◆ INSTRUCTIONS FOR THE TASK
Read the records and gather each line that includes "善哉乎鼓琴".
## BEGIN DATASET ENTRIES
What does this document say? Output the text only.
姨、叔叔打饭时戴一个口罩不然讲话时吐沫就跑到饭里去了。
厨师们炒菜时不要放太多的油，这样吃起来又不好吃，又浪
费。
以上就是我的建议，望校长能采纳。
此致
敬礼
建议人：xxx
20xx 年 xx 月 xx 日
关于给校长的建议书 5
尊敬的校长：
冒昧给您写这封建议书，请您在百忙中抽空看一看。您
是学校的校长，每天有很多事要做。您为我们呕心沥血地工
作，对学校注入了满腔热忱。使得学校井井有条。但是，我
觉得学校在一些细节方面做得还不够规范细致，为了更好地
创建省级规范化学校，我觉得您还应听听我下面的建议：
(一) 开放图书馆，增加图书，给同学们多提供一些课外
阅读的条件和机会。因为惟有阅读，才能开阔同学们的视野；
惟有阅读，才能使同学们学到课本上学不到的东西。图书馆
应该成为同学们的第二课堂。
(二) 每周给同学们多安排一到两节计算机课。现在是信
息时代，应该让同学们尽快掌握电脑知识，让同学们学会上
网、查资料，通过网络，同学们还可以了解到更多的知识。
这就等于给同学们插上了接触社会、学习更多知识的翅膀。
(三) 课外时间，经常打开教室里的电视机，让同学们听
## END DATASET ENTRIES
## BEGIN DATASET ENTRIES
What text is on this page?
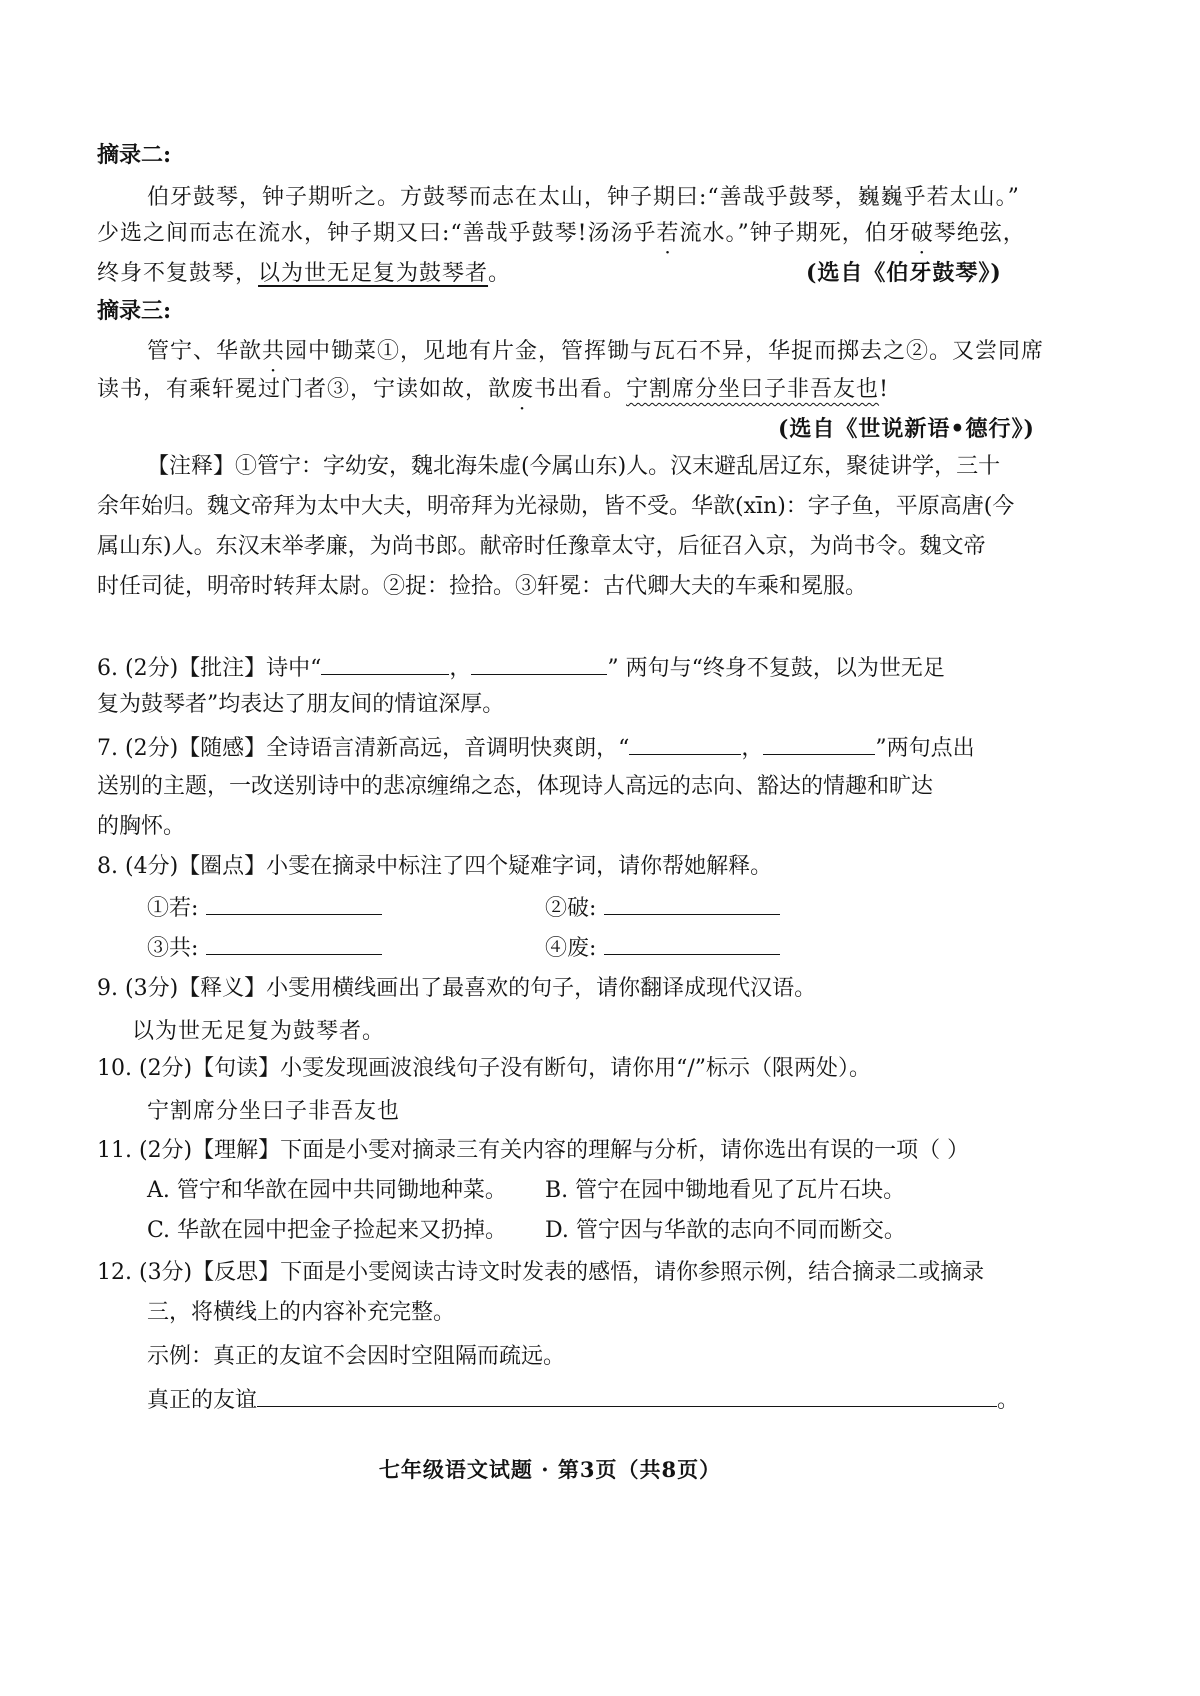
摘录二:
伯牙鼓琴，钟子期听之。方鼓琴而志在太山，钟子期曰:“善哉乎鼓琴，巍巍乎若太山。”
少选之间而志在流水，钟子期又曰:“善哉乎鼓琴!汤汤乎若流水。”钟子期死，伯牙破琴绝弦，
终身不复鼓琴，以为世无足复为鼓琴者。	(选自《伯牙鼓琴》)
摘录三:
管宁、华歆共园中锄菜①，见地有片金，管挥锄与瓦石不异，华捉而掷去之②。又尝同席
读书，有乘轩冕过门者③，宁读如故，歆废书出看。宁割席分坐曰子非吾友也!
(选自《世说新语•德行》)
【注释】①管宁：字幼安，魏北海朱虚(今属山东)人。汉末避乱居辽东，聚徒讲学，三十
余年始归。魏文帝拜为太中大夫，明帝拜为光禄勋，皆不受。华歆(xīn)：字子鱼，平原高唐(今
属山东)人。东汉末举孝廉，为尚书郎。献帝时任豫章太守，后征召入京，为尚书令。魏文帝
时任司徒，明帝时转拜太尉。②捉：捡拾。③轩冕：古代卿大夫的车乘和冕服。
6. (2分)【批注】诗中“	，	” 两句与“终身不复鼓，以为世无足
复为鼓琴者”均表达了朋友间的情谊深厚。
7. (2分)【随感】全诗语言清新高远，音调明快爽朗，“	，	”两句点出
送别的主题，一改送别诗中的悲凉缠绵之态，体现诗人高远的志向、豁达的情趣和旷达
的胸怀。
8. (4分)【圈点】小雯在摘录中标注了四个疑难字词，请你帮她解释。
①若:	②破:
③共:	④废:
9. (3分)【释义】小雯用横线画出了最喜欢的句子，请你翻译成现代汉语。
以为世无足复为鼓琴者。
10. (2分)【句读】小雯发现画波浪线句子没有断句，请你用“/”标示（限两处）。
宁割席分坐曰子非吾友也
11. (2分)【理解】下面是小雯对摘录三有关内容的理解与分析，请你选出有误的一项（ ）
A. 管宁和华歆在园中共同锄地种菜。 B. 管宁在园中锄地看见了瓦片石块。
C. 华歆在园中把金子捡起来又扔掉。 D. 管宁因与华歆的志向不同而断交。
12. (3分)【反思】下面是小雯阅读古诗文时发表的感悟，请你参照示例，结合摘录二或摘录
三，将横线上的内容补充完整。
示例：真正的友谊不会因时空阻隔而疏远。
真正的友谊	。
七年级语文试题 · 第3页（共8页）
## END DATASET ENTRIES
◆ SOLUTION FOR THIS PROBLEM
伯牙鼓琴，钟子期听之。方鼓琴而志在太山，钟子期曰:“善哉乎鼓琴，巍巍乎若太山。”
少选之间而志在流水，钟子期又曰:“善哉乎鼓琴!汤汤乎若流水。”钟子期死，伯牙破琴绝弦，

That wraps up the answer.